(Data records)
+-------+
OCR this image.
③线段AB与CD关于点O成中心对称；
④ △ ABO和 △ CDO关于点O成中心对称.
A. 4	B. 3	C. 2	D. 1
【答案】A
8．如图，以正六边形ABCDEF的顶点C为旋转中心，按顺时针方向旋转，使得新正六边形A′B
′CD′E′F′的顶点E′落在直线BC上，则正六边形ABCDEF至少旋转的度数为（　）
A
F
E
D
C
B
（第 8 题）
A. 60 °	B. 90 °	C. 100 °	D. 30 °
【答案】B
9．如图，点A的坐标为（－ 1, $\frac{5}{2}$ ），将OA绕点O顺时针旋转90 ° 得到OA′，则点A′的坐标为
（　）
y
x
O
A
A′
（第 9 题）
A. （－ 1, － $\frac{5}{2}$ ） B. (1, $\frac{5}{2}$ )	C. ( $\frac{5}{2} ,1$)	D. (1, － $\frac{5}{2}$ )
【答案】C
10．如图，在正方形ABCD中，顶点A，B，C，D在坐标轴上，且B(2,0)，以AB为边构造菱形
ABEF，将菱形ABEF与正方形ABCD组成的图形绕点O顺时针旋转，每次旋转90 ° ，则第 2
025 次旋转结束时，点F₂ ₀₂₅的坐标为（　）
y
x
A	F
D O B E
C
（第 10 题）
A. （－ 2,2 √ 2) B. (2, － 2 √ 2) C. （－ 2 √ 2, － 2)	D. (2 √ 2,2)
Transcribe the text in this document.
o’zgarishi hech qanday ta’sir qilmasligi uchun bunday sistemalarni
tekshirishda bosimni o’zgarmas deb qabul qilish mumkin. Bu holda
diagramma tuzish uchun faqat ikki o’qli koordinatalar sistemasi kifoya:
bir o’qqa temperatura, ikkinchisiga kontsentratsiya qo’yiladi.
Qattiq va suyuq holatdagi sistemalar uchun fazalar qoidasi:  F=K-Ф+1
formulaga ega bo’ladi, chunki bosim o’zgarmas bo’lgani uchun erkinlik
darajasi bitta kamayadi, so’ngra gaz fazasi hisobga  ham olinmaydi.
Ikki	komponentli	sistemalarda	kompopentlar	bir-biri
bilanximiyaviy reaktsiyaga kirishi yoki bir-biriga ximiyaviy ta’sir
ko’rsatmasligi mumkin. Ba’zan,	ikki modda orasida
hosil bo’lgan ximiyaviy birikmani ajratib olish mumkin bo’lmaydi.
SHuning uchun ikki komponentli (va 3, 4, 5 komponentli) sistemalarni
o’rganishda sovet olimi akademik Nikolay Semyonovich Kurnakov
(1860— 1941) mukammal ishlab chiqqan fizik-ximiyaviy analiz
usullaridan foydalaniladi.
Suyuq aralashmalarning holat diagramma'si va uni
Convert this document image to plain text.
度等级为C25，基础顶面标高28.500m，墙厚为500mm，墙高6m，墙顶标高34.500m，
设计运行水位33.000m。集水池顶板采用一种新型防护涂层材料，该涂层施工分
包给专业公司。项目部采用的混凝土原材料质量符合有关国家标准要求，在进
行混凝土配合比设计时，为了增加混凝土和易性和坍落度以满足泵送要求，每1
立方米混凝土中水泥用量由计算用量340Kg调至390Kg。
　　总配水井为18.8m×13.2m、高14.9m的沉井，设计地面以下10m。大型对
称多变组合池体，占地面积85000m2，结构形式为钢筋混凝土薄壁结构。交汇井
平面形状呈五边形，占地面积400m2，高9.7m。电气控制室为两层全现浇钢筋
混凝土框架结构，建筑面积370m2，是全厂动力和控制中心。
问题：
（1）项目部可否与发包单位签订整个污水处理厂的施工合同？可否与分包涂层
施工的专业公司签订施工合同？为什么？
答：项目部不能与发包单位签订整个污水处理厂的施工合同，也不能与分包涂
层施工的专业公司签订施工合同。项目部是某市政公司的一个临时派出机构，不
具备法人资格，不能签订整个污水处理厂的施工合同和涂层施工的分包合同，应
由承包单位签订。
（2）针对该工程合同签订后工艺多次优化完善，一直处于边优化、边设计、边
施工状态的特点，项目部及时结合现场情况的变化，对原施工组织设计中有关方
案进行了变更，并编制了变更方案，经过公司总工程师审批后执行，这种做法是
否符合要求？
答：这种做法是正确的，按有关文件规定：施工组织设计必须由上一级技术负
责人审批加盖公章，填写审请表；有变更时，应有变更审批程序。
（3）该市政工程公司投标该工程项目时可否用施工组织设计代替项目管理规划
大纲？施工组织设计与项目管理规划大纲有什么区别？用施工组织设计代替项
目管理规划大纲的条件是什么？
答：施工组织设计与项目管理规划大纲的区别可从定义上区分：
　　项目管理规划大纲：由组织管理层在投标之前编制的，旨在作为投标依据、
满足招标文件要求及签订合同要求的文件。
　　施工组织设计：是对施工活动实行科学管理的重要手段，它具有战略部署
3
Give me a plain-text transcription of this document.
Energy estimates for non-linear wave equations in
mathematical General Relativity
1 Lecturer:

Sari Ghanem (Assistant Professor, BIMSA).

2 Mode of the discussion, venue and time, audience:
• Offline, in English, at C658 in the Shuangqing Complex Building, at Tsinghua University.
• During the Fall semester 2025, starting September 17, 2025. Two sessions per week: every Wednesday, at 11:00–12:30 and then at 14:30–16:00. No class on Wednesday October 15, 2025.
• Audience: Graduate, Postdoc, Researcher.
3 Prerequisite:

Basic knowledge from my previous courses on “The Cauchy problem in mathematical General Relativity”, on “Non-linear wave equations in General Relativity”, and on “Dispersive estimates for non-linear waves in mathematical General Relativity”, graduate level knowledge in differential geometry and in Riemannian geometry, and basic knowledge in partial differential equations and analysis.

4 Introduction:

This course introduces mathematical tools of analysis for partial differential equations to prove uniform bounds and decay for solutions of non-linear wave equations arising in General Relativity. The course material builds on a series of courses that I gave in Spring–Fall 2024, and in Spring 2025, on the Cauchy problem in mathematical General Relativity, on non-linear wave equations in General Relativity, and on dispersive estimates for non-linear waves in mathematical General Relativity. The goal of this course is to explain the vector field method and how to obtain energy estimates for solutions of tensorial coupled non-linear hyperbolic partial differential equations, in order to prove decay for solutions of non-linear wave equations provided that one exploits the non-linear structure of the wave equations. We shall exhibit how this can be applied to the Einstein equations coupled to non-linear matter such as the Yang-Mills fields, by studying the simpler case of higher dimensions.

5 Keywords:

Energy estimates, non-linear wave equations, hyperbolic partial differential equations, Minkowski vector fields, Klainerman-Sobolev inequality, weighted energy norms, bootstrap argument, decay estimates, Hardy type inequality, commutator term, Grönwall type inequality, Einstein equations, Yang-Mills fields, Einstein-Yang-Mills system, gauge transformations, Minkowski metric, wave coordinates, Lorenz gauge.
+-------+
» **GIVEN INSTRUCTION**: Count how many lines of the listing above include "uchun" and report that number alone.

» **RESPONSE TO THE TASK**: 5